**YOUR OBJECTIVE:** Find all lines in the listing that include the word "阅读下面的文字", then copy them.

[START SOURCE MATERIAL]

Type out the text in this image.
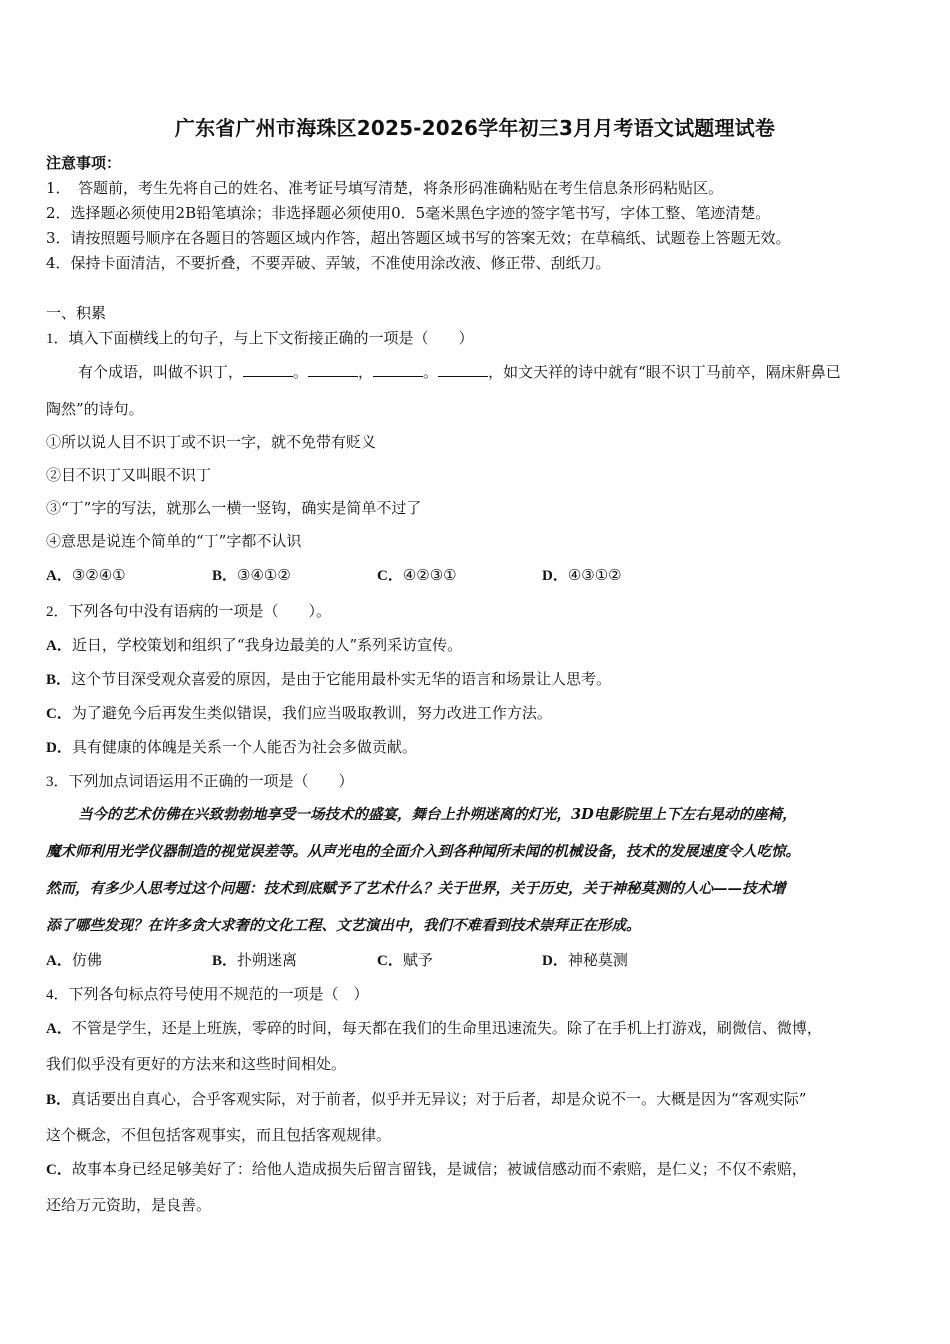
广东省广州市海珠区2025-2026学年初三3月月考语文试题理试卷
注意事项：
1．　答题前，考生先将自己的姓名、准考证号填写清楚，将条形码准确粘贴在考生信息条形码粘贴区。
2．选择题必须使用2B铅笔填涂；非选择题必须使用0．5毫米黑色字迹的签字笔书写，字体工整、笔迹清楚。
3．请按照题号顺序在各题目的答题区域内作答，超出答题区域书写的答案无效；在草稿纸、试题卷上答题无效。
4．保持卡面清洁，不要折叠，不要弄破、弄皱，不准使用涂改液、修正带、刮纸刀。
一、积累
1．填入下面横线上的句子，与上下文衔接正确的一项是（　　）
有个成语，叫做不识丁，	。	，	。	，如文天祥的诗中就有“眼不识丁马前卒，隔床鼾鼻已
陶然”的诗句。
①所以说人目不识丁或不识一字，就不免带有贬义
②目不识丁又叫眼不识丁
③“丁”字的写法，就那么一横一竖钩，确实是简单不过了
④意思是说连个简单的“丁”字都不认识
A．③②④①	B．③④①②	C．④②③①	D．④③①②
2．下列各句中没有语病的一项是（　　）。
A．近日，学校策划和组织了“我身边最美的人”系列采访宣传。
B．这个节目深受观众喜爱的原因，是由于它能用最朴实无华的语言和场景让人思考。
C．为了避免今后再发生类似错误，我们应当吸取教训，努力改进工作方法。
D．具有健康的体魄是关系一个人能否为社会多做贡献。
3．下列加点词语运用不正确的一项是（　　）
当今的艺术仿佛在兴致勃勃地享受一场技术的盛宴，舞台上扑朔迷离的灯光，3D电影院里上下左右晃动的座椅，
魔术师利用光学仪器制造的视觉误差等。从声光电的全面介入到各种闻所未闻的机械设备，技术的发展速度令人吃惊。
然而，有多少人思考过这个问题：技术到底赋予了艺术什么？关于世界，关于历史，关于神秘莫测的人心——技术增
添了哪些发现？在许多贪大求奢的文化工程、文艺演出中，我们不难看到技术崇拜正在形成。
A．仿佛	B．扑朔迷离	C．赋予	D．神秘莫测
4．下列各句标点符号使用不规范的一项是（　）
A．不管是学生，还是上班族，零碎的时间，每天都在我们的生命里迅速流失。除了在手机上打游戏，刷微信、微博，
我们似乎没有更好的方法来和这些时间相处。
B．真话要出自真心，合乎客观实际，对于前者，似乎并无异议；对于后者，却是众说不一。大概是因为“客观实际”
这个概念，不但包括客观事实，而且包括客观规律。
C．故事本身已经足够美好了：给他人造成损失后留言留钱，是诚信；被诚信感动而不索赔，是仁义；不仅不索赔，
还给万元资助，是良善。
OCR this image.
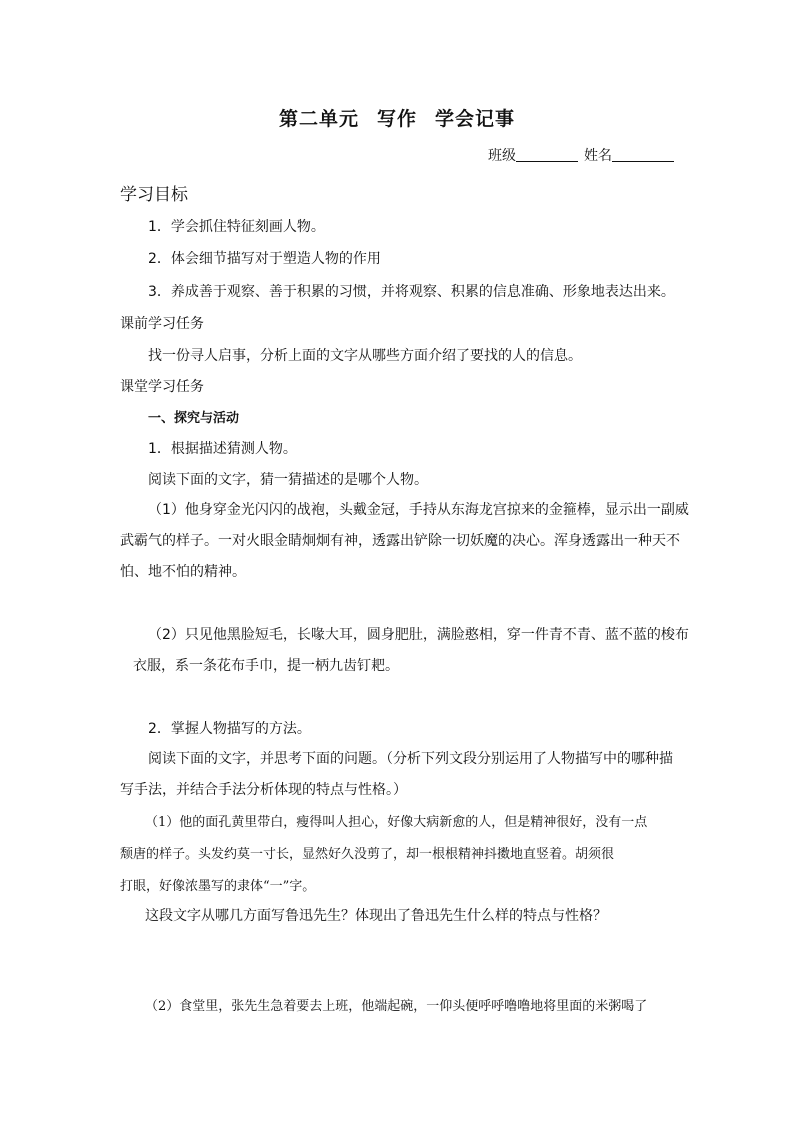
第二单元 写作 学会记事
班级	姓名
学习目标
1．学会抓住特征刻画人物。
2．体会细节描写对于塑造人物的作用
3．养成善于观察、善于积累的习惯，并将观察、积累的信息准确、形象地表达出来。
课前学习任务
找一份寻人启事，分析上面的文字从哪些方面介绍了要找的人的信息。
课堂学习任务
一、探究与活动
1．根据描述猜测人物。
阅读下面的文字，猜一猜描述的是哪个人物。
（1）他身穿金光闪闪的战袍，头戴金冠，手持从东海龙宫掠来的金箍棒，显示出一副威
武霸气的样子。一对火眼金睛炯炯有神，透露出铲除一切妖魔的决心。浑身透露出一种天不
怕、地不怕的精神。
（2）只见他黑脸短毛，长喙大耳，圆身肥肚，满脸憨相，穿一件青不青、蓝不蓝的梭布
衣服，系一条花布手巾，提一柄九齿钉耙。
2．掌握人物描写的方法。
阅读下面的文字，并思考下面的问题。（分析下列文段分别运用了人物描写中的哪种描
写手法，并结合手法分析体现的特点与性格。）
（1）他的面孔黄里带白，瘦得叫人担心，好像大病新愈的人，但是精神很好，没有一点
颓唐的样子。头发约莫一寸长，显然好久没剪了，却一根根精神抖擞地直竖着。胡须很
打眼，好像浓墨写的隶体“一”字。
这段文字从哪几方面写鲁迅先生？体现出了鲁迅先生什么样的特点与性格？
（2）食堂里，张先生急着要去上班，他端起碗，一仰头便呼呼噜噜地将里面的米粥喝了
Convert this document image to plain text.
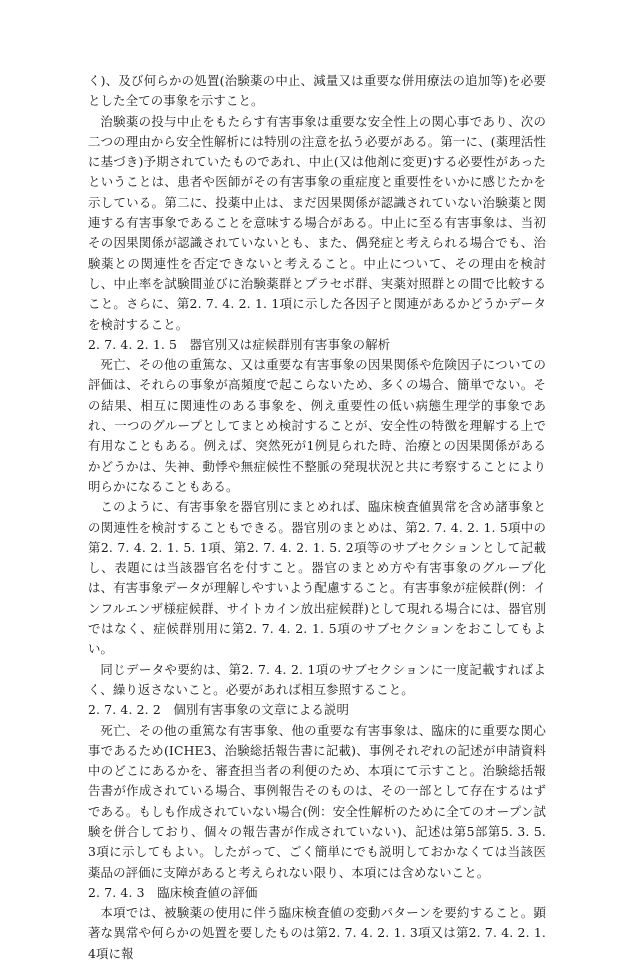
く)、及び何らかの処置(治験薬の中止、減量又は重要な併用療法の追加等)を必要とした全ての事象を示すこと。

治験薬の投与中止をもたらす有害事象は重要な安全性上の関心事であり、次の二つの理由から安全性解析には特別の注意を払う必要がある。第一に、(薬理活性に基づき)予期されていたものであれ、中止(又は他剤に変更)する必要性があったということは、患者や医師がその有害事象の重症度と重要性をいかに感じたかを示している。第二に、投薬中止は、まだ因果関係が認識されていない治験薬と関連する有害事象であることを意味する場合がある。中止に至る有害事象は、当初その因果関係が認識されていないとも、また、偶発症と考えられる場合でも、治験薬との関連性を否定できないと考えること。中止について、その理由を検討し、中止率を試験間並びに治験薬群とプラセボ群、実薬対照群との間で比較すること。さらに、第2. 7. 4. 2. 1. 1項に示した各因子と関連があるかどうかデータを検討すること。

2. 7. 4. 2. 1. 5　器官別又は症候群別有害事象の解析

死亡、その他の重篤な、又は重要な有害事象の因果関係や危険因子についての評価は、それらの事象が高頻度で起こらないため、多くの場合、簡単でない。その結果、相互に関連性のある事象を、例え重要性の低い病態生理学的事象であれ、一つのグループとしてまとめ検討することが、安全性の特徴を理解する上で有用なこともある。例えば、突然死が1例見られた時、治療との因果関係があるかどうかは、失神、動悸や無症候性不整脈の発現状況と共に考察することにより明らかになることもある。

このように、有害事象を器官別にまとめれば、臨床検査値異常を含め諸事象との関連性を検討することもできる。器官別のまとめは、第2. 7. 4. 2. 1. 5項中の第2. 7. 4. 2. 1. 5. 1項、第2. 7. 4. 2. 1. 5. 2項等のサブセクションとして記載し、表題には当該器官名を付すこと。器官のまとめ方や有害事象のグループ化は、有害事象データが理解しやすいよう配慮すること。有害事象が症候群(例：インフルエンザ様症候群、サイトカイン放出症候群)として現れる場合には、器官別ではなく、症候群別用に第2. 7. 4. 2. 1. 5項のサブセクションをおこしてもよい。

同じデータや要約は、第2. 7. 4. 2. 1項のサブセクションに一度記載すればよく、繰り返さないこと。必要があれば相互参照すること。

2. 7. 4. 2. 2　個別有害事象の文章による説明

死亡、その他の重篤な有害事象、他の重要な有害事象は、臨床的に重要な関心事であるため(ICHE3、治験総括報告書に記載)、事例それぞれの記述が申請資料中のどこにあるかを、審査担当者の利便のため、本項にて示すこと。治験総括報告書が作成されている場合、事例報告そのものは、その一部として存在するはずである。もしも作成されていない場合(例：安全性解析のために全てのオープン試験を併合しており、個々の報告書が作成されていない)、記述は第5部第5. 3. 5. 3項に示してもよい。したがって、ごく簡単にでも説明しておかなくては当該医薬品の評価に支障があると考えられない限り、本項には含めないこと。

2. 7. 4. 3　臨床検査値の評価

本項では、被験薬の使用に伴う臨床検査値の変動パターンを要約すること。顕著な異常や何らかの処置を要したものは第2. 7. 4. 2. 1. 3項又は第2. 7. 4. 2. 1. 4項に報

[END SOURCE MATERIAL]

**OUTPUT FOR THIS TASK:**
阅读下面的文字，猜一猜描述的是哪个人物。
阅读下面的文字，并思考下面的问题。（分析下列文段分别运用了人物描写中的哪种描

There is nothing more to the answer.